● What is required: List, from the lines below, each one with "structure" in it.

● Data shown:
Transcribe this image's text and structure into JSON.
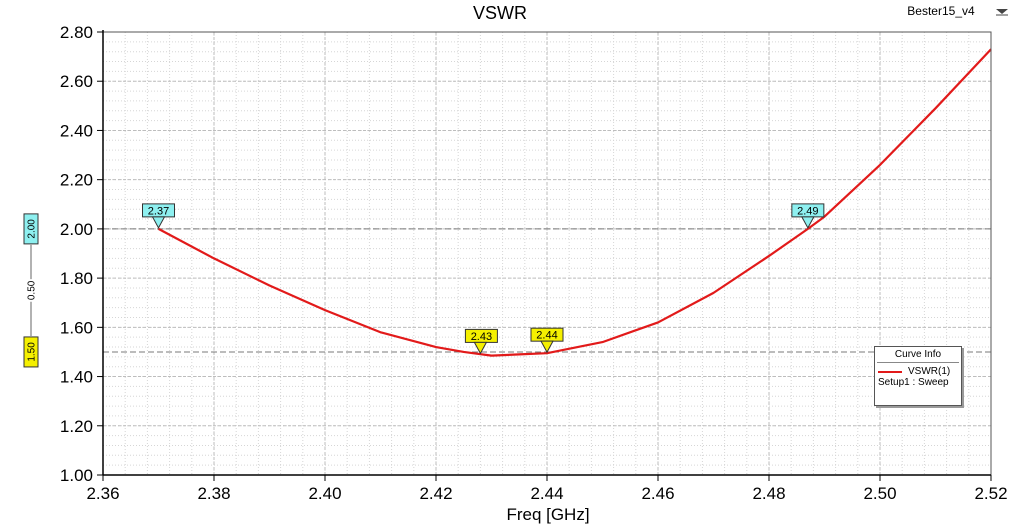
{
  "chart_data": {
    "type": "line",
    "title": "VSWR",
    "xlabel": "Freq [GHz]",
    "ylabel": "",
    "xlim": [
      2.36,
      2.52
    ],
    "ylim": [
      1.0,
      2.8
    ],
    "x_ticks": [
      "2.36",
      "2.38",
      "2.40",
      "2.42",
      "2.44",
      "2.46",
      "2.48",
      "2.50",
      "2.52"
    ],
    "y_ticks": [
      "1.00",
      "1.20",
      "1.40",
      "1.60",
      "1.80",
      "2.00",
      "2.20",
      "2.40",
      "2.60",
      "2.80"
    ],
    "grid": true,
    "series": [
      {
        "name": "VSWR(1)",
        "color": "#e21a1a",
        "x": [
          2.37,
          2.38,
          2.39,
          2.4,
          2.41,
          2.42,
          2.425,
          2.43,
          2.435,
          2.44,
          2.45,
          2.46,
          2.47,
          2.48,
          2.487,
          2.49,
          2.5,
          2.51,
          2.52
        ],
        "y": [
          2.0,
          1.88,
          1.77,
          1.67,
          1.58,
          1.52,
          1.5,
          1.485,
          1.49,
          1.495,
          1.54,
          1.62,
          1.74,
          1.89,
          2.0,
          2.05,
          2.26,
          2.49,
          2.73
        ]
      }
    ],
    "hlines": [
      {
        "y": 2.0,
        "label": "2.00",
        "color": "#8ef0f0"
      },
      {
        "y": 1.5,
        "label": "1.50",
        "color": "#f5f000"
      }
    ],
    "delta_label": "0.50",
    "markers": [
      {
        "label": "2.37",
        "x": 2.37,
        "y": 2.0,
        "color": "#8ef0f0"
      },
      {
        "label": "2.43",
        "x": 2.428,
        "y": 1.49,
        "color": "#f5f000"
      },
      {
        "label": "2.44",
        "x": 2.44,
        "y": 1.495,
        "color": "#f5f000"
      },
      {
        "label": "2.49",
        "x": 2.487,
        "y": 2.0,
        "color": "#8ef0f0"
      }
    ],
    "legend": {
      "title": "Curve Info",
      "entry": "VSWR(1)",
      "sub": "Setup1 : Sweep",
      "position": "bottom-right"
    }
  },
  "project_name": "Bester15_v4"
}
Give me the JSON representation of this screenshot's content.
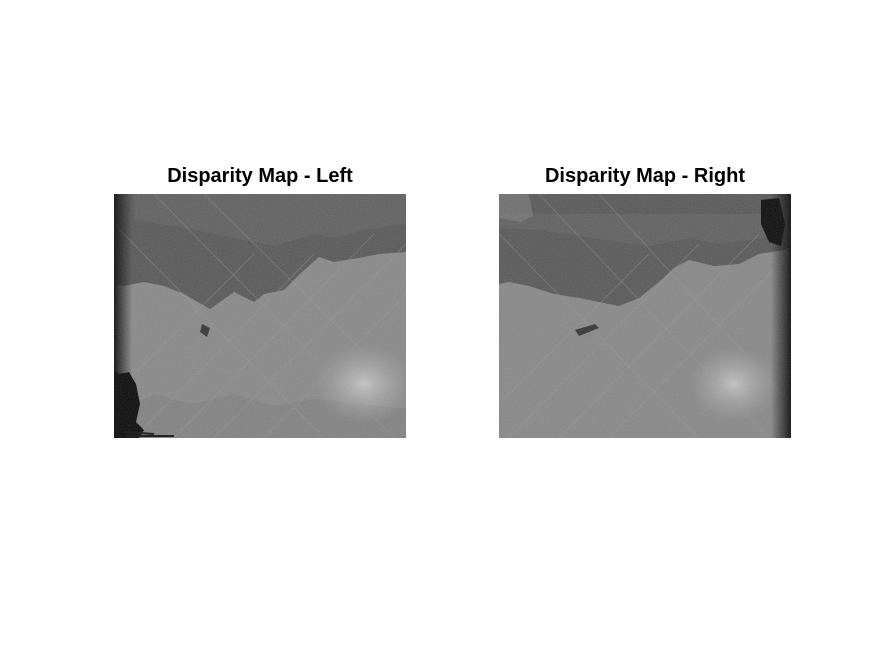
{
  "figure": {
    "panels": [
      {
        "title": "Disparity Map - Left"
      },
      {
        "title": "Disparity Map - Right"
      }
    ]
  },
  "colors": {
    "background": "#ffffff",
    "far_region": "#585858",
    "near_region": "#8a8a8a",
    "bright_patch": "#bdbdbd",
    "invalid": "#0a0a0a"
  }
}
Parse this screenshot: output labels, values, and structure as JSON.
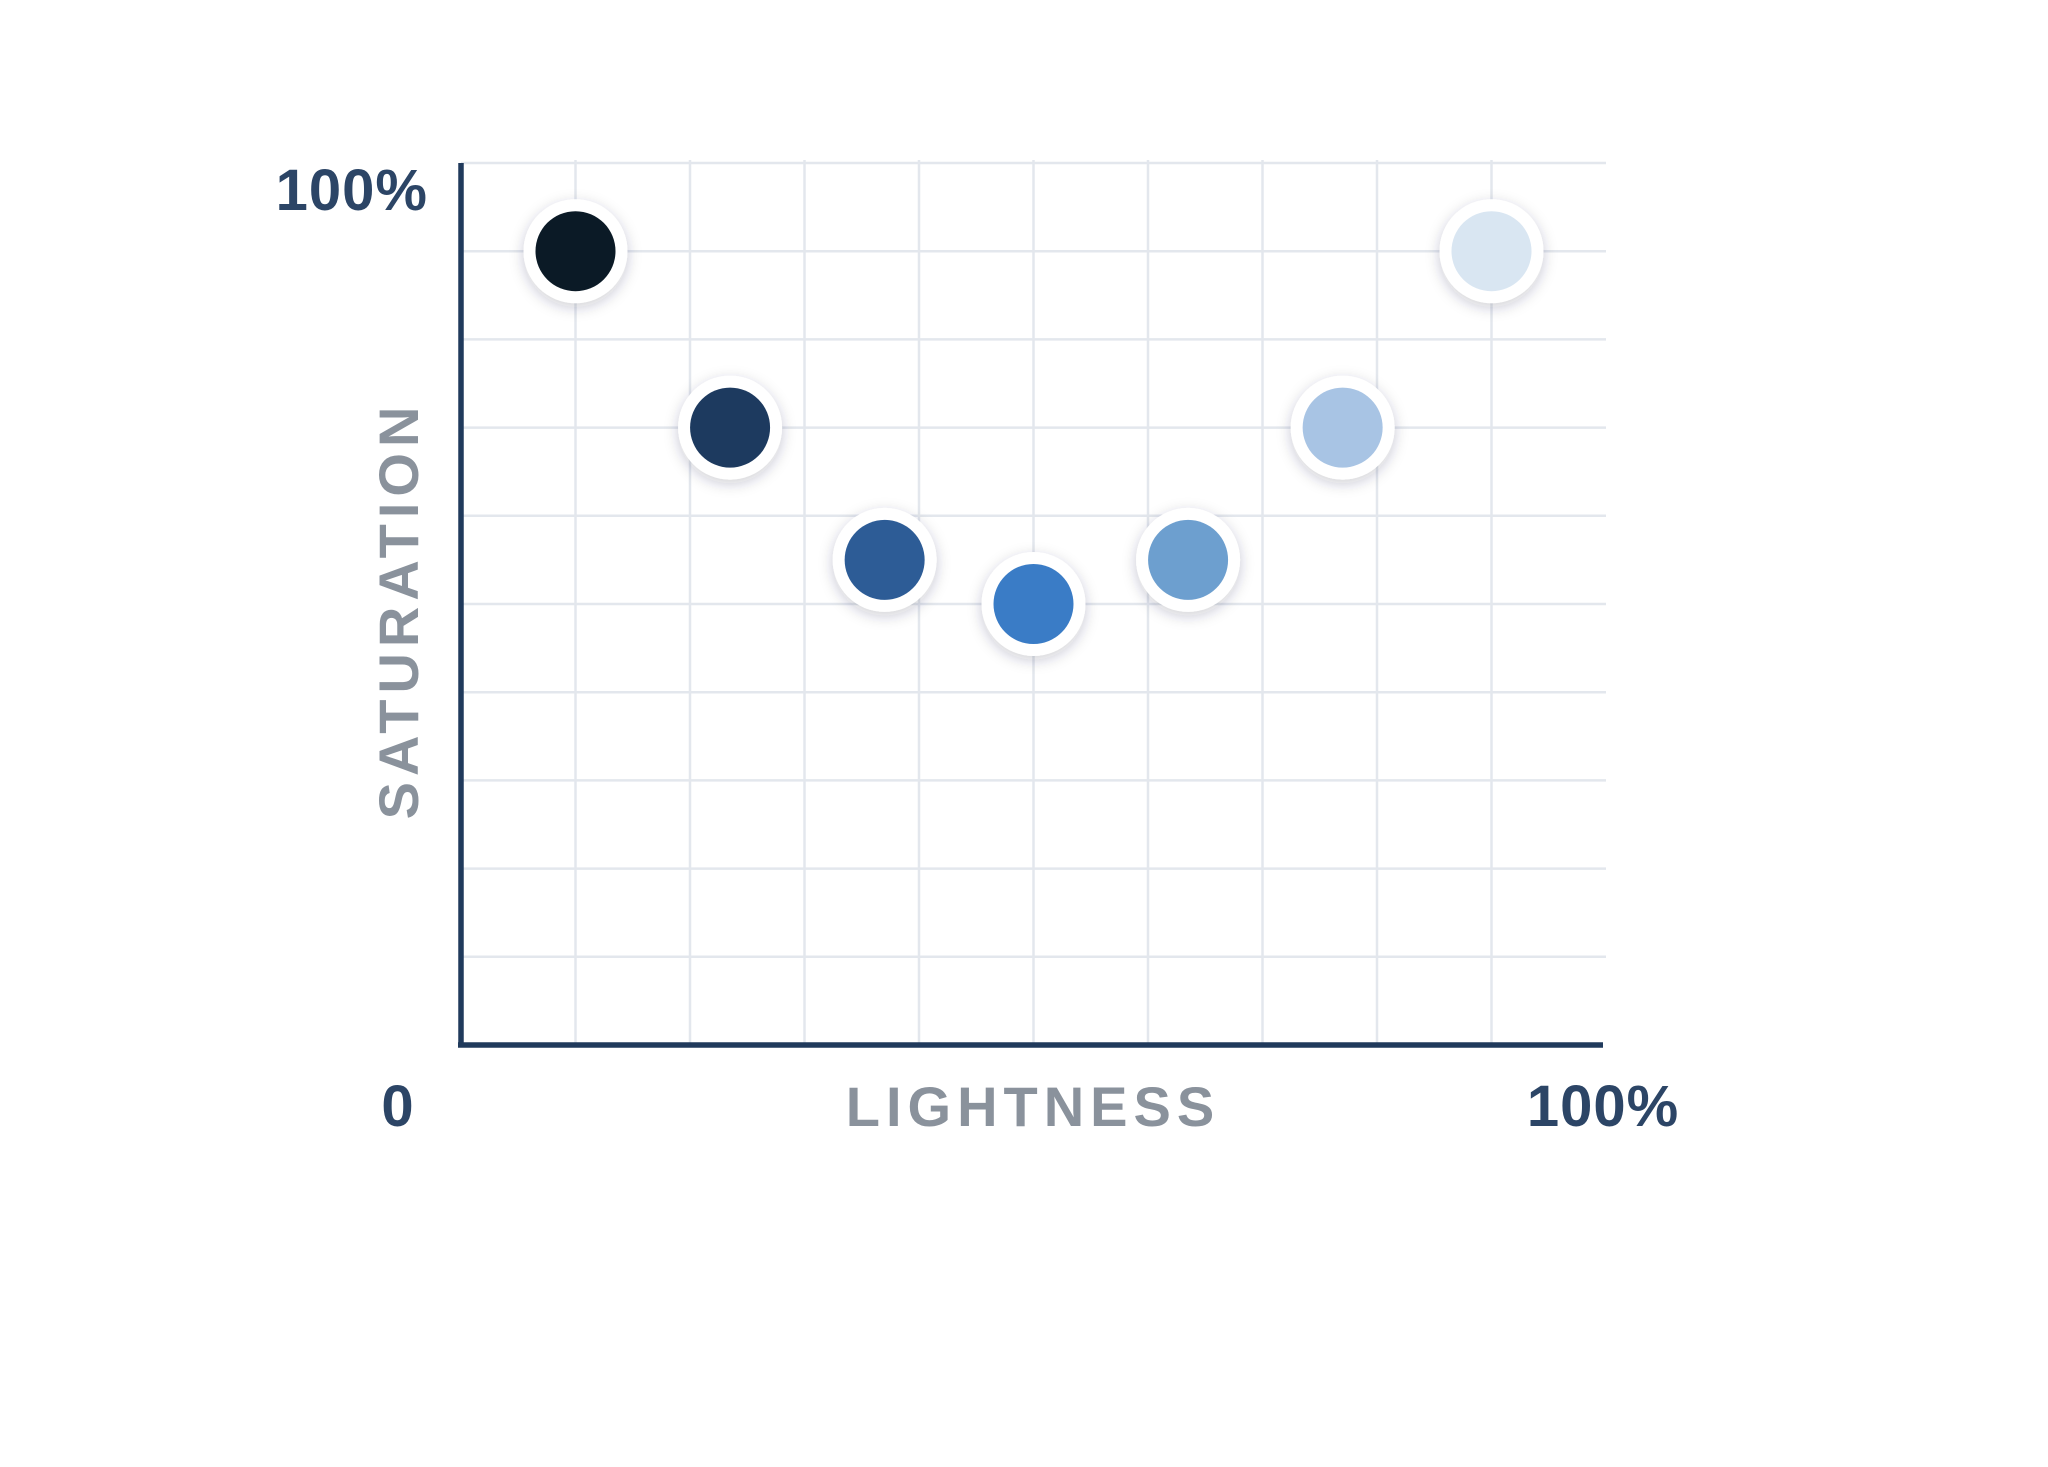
{
  "chart_data": {
    "type": "scatter",
    "title": "",
    "xlabel": "LIGHTNESS",
    "ylabel": "SATURATION",
    "xlim": [
      0,
      100
    ],
    "ylim": [
      0,
      100
    ],
    "grid": true,
    "x_tick_labels": {
      "min": "0",
      "max": "100%"
    },
    "y_tick_labels": {
      "max": "100%"
    },
    "points": [
      {
        "x": 10,
        "y": 90,
        "color": "#0b1a26"
      },
      {
        "x": 23.5,
        "y": 70,
        "color": "#1d3a5f"
      },
      {
        "x": 37,
        "y": 55,
        "color": "#2d5c96"
      },
      {
        "x": 50,
        "y": 50,
        "color": "#3a7cc6"
      },
      {
        "x": 63.5,
        "y": 55,
        "color": "#6d9fcf"
      },
      {
        "x": 77,
        "y": 70,
        "color": "#a8c4e4"
      },
      {
        "x": 90,
        "y": 90,
        "color": "#d9e6f2"
      }
    ]
  }
}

● Final answer:
Transcribe this image's text and structure into JSON.
Parse this screenshot: output labels, values, and structure as JSON.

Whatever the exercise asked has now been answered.